> **TASK TO COMPLETE**:
Leave out the pictures and copy everything else below exactly.
── RECORDS SUPPLIED
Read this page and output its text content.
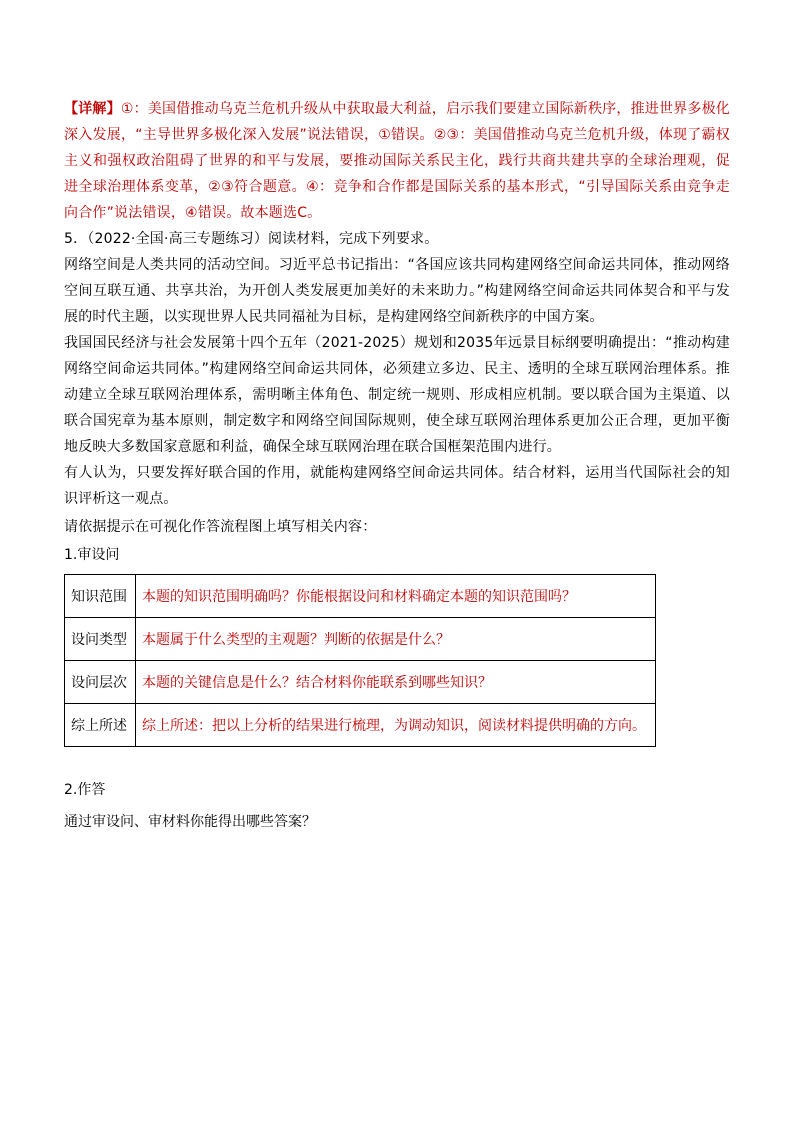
【详解】①：美国借推动乌克兰危机升级从中获取最大利益，启示我们要建立国际新秩序，推进世界多极化深入发展，“主导世界多极化深入发展”说法错误，①错误。②③：美国借推动乌克兰危机升级，体现了霸权主义和强权政治阻碍了世界的和平与发展，要推动国际关系民主化，践行共商共建共享的全球治理观，促进全球治理体系变革，②③符合题意。④：竞争和合作都是国际关系的基本形式，“引导国际关系由竞争走向合作”说法错误，④错误。故本题选C。

5．（2022·全国·高三专题练习）阅读材料，完成下列要求。

网络空间是人类共同的活动空间。习近平总书记指出：“各国应该共同构建网络空间命运共同体，推动网络空间互联互通、共享共治，为开创人类发展更加美好的未来助力。”构建网络空间命运共同体契合和平与发展的时代主题，以实现世界人民共同福祉为目标，是构建网络空间新秩序的中国方案。

我国国民经济与社会发展第十四个五年（2021-2025）规划和2035年远景目标纲要明确提出：“推动构建网络空间命运共同体。”构建网络空间命运共同体，必须建立多边、民主、透明的全球互联网治理体系。推动建立全球互联网治理体系，需明晰主体角色、制定统一规则、形成相应机制。要以联合国为主渠道、以联合国宪章为基本原则，制定数字和网络空间国际规则，使全球互联网治理体系更加公正合理，更加平衡地反映大多数国家意愿和利益，确保全球互联网治理在联合国框架范围内进行。

有人认为，只要发挥好联合国的作用，就能构建网络空间命运共同体。结合材料，运用当代国际社会的知识评析这一观点。

请依据提示在可视化作答流程图上填写相关内容：

1.审设问

知识范围	本题的知识范围明确吗？你能根据设问和材料确定本题的知识范围吗？
设问类型	本题属于什么类型的主观题？判断的依据是什么？
设问层次	本题的关键信息是什么？结合材料你能联系到哪些知识？
综上所述	综上所述：把以上分析的结果进行梳理，为调动知识，阅读材料提供明确的方向。

2.作答

通过审设问、审材料你能得出哪些答案？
────
> **EXERCISE RESULT**:
Read this page and output its text content.
【详解】①：美国借推动乌克兰危机升级从中获取最大利益，启示我们要建立国际新秩序，推进世界多极化深入发展，“主导世界多极化深入发展”说法错误，①错误。②③：美国借推动乌克兰危机升级，体现了霸权主义和强权政治阻碍了世界的和平与发展，要推动国际关系民主化，践行共商共建共享的全球治理观，促进全球治理体系变革，②③符合题意。④：竞争和合作都是国际关系的基本形式，“引导国际关系由竞争走向合作”说法错误，④错误。故本题选C。

5．（2022·全国·高三专题练习）阅读材料，完成下列要求。

网络空间是人类共同的活动空间。习近平总书记指出：“各国应该共同构建网络空间命运共同体，推动网络空间互联互通、共享共治，为开创人类发展更加美好的未来助力。”构建网络空间命运共同体契合和平与发展的时代主题，以实现世界人民共同福祉为目标，是构建网络空间新秩序的中国方案。

我国国民经济与社会发展第十四个五年（2021-2025）规划和2035年远景目标纲要明确提出：“推动构建网络空间命运共同体。”构建网络空间命运共同体，必须建立多边、民主、透明的全球互联网治理体系。推动建立全球互联网治理体系，需明晰主体角色、制定统一规则、形成相应机制。要以联合国为主渠道、以联合国宪章为基本原则，制定数字和网络空间国际规则，使全球互联网治理体系更加公正合理，更加平衡地反映大多数国家意愿和利益，确保全球互联网治理在联合国框架范围内进行。

有人认为，只要发挥好联合国的作用，就能构建网络空间命运共同体。结合材料，运用当代国际社会的知识评析这一观点。

请依据提示在可视化作答流程图上填写相关内容：

1.审设问

知识范围	本题的知识范围明确吗？你能根据设问和材料确定本题的知识范围吗？
设问类型	本题属于什么类型的主观题？判断的依据是什么？
设问层次	本题的关键信息是什么？结合材料你能联系到哪些知识？
综上所述	综上所述：把以上分析的结果进行梳理，为调动知识，阅读材料提供明确的方向。

2.作答

通过审设问、审材料你能得出哪些答案？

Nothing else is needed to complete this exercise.